**Written task:** Gather all lines in the records below that include the word "einer".

**Collection entries:**
>> start

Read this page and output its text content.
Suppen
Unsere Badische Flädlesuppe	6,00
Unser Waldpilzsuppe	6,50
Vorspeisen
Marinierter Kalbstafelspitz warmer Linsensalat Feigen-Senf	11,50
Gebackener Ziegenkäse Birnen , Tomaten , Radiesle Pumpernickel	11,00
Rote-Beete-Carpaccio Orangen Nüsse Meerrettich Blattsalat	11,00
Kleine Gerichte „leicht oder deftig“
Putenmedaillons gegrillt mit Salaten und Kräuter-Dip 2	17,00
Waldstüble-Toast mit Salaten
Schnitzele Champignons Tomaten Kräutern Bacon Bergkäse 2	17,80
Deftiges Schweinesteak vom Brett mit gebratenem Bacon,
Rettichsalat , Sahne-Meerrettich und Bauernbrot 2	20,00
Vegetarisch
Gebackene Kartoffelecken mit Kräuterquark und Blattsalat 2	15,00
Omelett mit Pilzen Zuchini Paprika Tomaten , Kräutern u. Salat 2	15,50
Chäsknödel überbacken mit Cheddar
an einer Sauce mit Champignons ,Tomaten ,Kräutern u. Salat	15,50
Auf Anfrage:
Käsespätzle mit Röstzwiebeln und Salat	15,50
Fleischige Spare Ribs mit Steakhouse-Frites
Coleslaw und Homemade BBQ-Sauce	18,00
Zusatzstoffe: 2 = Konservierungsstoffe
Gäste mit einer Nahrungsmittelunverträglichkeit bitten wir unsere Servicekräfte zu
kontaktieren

>> end
>> start

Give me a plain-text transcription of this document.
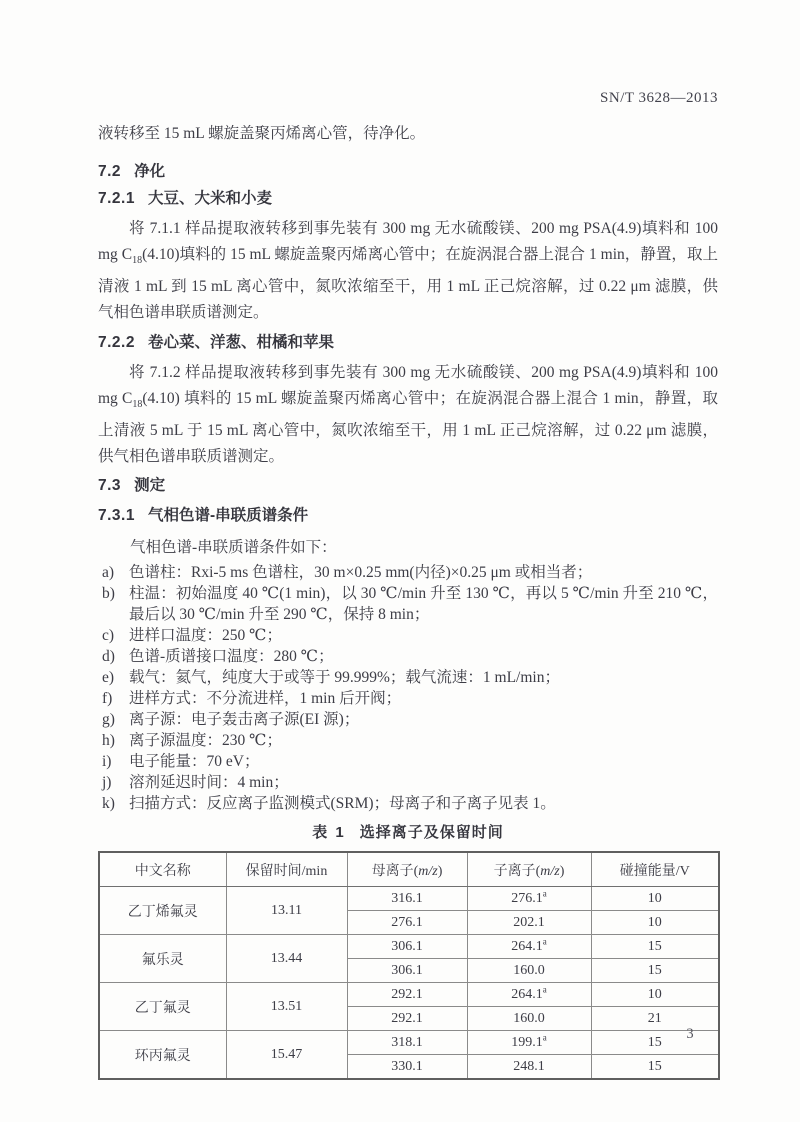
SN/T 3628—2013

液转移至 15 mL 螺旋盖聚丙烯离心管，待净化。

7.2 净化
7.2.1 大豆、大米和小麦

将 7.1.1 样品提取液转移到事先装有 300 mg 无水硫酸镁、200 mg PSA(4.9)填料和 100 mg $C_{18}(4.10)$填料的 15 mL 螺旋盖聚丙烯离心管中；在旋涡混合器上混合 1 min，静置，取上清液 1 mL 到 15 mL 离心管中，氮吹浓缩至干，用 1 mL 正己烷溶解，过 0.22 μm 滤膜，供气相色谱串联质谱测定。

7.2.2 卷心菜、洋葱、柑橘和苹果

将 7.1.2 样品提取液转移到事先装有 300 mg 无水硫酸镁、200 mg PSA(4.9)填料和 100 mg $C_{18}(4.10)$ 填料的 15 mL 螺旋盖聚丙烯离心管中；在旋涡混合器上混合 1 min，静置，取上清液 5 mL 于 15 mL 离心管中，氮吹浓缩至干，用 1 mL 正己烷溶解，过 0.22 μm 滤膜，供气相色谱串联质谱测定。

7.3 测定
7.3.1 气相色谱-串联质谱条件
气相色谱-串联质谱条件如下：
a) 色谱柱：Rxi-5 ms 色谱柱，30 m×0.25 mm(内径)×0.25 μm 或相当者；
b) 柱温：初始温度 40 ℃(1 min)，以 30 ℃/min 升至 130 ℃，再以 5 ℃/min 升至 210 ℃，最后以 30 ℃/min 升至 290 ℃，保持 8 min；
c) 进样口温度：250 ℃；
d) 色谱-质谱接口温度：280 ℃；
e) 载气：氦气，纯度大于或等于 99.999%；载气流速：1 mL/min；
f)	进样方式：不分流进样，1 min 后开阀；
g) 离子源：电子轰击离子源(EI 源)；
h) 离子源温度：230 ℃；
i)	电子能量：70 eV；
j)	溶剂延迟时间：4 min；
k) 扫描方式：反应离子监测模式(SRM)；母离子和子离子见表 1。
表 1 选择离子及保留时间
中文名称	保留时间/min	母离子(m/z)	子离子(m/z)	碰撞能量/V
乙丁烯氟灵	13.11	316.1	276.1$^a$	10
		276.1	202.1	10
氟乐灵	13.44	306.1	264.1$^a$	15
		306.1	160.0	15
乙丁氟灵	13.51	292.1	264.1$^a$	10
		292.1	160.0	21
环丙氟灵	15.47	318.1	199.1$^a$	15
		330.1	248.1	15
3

>> end

**Task answer:**
an einer Sauce mit Champignons ,Tomaten ,Kräutern u. Salat	15,50
Gäste mit einer Nahrungsmittelunverträglichkeit bitten wir unsere Servicekräfte zu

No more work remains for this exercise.